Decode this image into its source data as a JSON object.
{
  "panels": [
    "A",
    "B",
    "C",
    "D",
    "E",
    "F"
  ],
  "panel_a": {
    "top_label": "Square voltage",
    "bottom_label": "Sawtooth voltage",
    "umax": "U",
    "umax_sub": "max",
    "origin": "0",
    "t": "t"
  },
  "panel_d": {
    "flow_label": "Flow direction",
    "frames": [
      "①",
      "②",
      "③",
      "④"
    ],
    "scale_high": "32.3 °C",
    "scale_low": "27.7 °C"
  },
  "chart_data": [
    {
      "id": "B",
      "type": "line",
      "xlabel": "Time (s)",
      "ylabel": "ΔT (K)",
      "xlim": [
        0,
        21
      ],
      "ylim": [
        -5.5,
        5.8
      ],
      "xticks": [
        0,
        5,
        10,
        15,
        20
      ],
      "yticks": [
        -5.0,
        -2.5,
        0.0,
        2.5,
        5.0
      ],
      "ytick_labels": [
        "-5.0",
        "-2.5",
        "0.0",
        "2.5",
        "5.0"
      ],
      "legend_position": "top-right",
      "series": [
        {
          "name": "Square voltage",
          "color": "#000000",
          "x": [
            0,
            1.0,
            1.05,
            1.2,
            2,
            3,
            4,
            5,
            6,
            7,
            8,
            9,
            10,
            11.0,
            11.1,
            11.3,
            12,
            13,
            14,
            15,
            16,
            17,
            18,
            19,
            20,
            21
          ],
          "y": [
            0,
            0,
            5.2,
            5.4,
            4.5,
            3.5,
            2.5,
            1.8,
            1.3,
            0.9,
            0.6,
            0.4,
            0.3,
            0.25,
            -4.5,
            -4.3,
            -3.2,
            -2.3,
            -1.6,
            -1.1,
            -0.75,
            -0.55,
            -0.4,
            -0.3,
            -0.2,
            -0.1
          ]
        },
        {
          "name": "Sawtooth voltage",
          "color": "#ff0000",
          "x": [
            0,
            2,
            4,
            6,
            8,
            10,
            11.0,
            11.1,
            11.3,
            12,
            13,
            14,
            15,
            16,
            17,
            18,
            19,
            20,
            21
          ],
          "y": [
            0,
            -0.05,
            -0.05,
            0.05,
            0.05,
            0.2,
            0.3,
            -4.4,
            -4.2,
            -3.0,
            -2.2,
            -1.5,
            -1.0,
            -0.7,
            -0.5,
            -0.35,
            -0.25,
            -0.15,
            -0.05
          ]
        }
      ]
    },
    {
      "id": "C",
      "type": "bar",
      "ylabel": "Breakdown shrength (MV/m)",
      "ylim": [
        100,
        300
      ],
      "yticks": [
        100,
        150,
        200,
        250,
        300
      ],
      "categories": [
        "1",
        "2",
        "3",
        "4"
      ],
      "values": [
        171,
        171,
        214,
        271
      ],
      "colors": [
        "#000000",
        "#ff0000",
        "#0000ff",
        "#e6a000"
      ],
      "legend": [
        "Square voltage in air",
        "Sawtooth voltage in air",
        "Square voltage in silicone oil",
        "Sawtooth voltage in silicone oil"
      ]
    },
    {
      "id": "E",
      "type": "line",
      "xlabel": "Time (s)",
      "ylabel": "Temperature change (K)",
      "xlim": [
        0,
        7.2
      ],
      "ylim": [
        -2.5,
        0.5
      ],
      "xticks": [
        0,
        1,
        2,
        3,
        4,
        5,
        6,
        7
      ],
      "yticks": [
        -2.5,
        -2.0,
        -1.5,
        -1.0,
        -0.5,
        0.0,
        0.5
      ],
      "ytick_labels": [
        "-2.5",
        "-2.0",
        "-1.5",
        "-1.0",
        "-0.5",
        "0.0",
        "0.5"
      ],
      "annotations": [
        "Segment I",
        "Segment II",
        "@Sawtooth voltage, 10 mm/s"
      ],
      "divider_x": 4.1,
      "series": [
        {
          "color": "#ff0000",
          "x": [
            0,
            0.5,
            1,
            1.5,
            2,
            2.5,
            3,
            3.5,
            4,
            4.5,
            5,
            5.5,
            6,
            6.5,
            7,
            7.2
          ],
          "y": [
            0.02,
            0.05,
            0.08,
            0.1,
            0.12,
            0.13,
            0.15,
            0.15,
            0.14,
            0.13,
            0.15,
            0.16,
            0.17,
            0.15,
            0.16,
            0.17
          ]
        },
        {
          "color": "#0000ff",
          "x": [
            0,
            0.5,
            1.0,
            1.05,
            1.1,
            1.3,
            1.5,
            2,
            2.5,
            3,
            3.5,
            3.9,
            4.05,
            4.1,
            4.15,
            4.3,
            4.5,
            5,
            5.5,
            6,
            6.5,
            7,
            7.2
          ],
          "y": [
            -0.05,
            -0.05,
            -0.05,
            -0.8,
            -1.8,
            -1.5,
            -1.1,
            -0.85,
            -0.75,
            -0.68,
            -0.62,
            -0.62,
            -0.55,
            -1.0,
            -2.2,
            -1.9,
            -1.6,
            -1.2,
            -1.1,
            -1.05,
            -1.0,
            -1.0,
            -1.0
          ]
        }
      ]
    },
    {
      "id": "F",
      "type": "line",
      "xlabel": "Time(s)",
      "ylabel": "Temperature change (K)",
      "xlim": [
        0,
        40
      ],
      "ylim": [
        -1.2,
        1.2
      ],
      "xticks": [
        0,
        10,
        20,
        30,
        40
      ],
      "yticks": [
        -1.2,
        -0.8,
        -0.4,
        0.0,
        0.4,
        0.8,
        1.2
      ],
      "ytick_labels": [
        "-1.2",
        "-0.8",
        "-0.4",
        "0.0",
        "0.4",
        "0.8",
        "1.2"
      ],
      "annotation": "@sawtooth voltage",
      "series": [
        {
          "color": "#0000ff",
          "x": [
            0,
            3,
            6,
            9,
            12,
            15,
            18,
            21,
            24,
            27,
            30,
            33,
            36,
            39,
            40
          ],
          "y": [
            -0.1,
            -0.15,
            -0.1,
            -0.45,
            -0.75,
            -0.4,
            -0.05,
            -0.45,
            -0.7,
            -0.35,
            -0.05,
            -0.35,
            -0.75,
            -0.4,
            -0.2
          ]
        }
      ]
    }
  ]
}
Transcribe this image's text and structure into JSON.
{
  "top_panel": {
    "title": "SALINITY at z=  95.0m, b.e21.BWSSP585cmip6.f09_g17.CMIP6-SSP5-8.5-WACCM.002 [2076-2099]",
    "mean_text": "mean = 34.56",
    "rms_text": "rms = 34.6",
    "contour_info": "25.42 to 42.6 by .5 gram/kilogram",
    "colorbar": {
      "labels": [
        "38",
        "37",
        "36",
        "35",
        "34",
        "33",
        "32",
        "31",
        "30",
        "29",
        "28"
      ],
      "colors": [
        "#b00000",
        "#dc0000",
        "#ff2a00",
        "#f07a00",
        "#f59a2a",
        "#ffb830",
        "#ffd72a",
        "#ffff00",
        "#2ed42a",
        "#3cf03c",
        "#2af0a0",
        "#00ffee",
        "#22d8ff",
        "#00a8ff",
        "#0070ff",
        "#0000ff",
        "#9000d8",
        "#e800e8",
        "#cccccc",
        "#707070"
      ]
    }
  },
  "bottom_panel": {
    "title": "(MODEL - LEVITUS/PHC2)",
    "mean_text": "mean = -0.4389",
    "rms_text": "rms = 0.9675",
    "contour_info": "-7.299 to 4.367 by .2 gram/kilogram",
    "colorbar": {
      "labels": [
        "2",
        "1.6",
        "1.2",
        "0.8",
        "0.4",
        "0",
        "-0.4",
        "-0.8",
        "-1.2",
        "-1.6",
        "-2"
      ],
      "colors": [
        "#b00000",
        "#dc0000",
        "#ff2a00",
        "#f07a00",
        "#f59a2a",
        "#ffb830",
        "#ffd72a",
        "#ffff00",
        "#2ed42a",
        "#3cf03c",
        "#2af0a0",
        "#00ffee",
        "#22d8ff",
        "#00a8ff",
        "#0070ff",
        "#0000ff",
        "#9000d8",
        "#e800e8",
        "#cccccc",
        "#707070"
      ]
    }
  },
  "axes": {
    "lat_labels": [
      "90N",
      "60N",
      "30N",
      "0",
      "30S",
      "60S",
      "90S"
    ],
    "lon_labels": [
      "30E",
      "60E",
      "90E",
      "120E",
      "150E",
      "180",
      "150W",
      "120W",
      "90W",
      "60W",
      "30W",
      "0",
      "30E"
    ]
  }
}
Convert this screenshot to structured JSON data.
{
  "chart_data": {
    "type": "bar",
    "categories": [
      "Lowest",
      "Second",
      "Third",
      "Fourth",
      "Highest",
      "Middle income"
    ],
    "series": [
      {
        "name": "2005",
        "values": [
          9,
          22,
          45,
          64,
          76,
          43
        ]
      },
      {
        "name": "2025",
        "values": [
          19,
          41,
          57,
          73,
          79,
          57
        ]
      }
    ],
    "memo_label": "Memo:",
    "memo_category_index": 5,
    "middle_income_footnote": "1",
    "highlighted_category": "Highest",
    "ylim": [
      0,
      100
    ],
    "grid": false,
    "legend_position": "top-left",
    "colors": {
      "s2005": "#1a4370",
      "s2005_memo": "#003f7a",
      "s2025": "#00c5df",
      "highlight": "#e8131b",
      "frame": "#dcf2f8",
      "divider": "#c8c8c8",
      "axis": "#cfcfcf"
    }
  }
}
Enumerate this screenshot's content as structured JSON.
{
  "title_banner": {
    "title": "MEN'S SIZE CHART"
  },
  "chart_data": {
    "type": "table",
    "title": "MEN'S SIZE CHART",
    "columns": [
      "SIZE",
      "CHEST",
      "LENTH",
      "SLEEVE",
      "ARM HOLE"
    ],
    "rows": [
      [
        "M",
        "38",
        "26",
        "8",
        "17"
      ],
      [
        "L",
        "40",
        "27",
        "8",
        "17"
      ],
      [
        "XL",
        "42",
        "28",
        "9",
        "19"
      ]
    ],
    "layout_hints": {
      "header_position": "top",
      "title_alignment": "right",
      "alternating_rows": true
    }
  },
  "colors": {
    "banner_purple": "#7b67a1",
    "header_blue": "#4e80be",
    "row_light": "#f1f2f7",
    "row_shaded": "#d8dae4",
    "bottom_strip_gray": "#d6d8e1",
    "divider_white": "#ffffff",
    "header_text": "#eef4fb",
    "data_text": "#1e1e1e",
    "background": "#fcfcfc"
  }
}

◆ ◆ ◆ ◆ ◆ ◆ ◆

Repeat word for word each line from the one with "Enumerate this screenshot's" to the end of the records above, inclusive.

Enumerate this screenshot's content as structured JSON.
{
  "title_banner": {
    "title": "MEN'S SIZE CHART"
  },
  "chart_data": {
    "type": "table",
    "title": "MEN'S SIZE CHART",
    "columns": [
      "SIZE",
      "CHEST",
      "LENTH",
      "SLEEVE",
      "ARM HOLE"
    ],
    "rows": [
      [
        "M",
        "38",
        "26",
        "8",
        "17"
      ],
      [
        "L",
        "40",
        "27",
        "8",
        "17"
      ],
      [
        "XL",
        "42",
        "28",
        "9",
        "19"
      ]
    ],
    "layout_hints": {
      "header_position": "top",
      "title_alignment": "right",
      "alternating_rows": true
    }
  },
  "colors": {
    "banner_purple": "#7b67a1",
    "header_blue": "#4e80be",
    "row_light": "#f1f2f7",
    "row_shaded": "#d8dae4",
    "bottom_strip_gray": "#d6d8e1",
    "divider_white": "#ffffff",
    "header_text": "#eef4fb",
    "data_text": "#1e1e1e",
    "background": "#fcfcfc"
  }
}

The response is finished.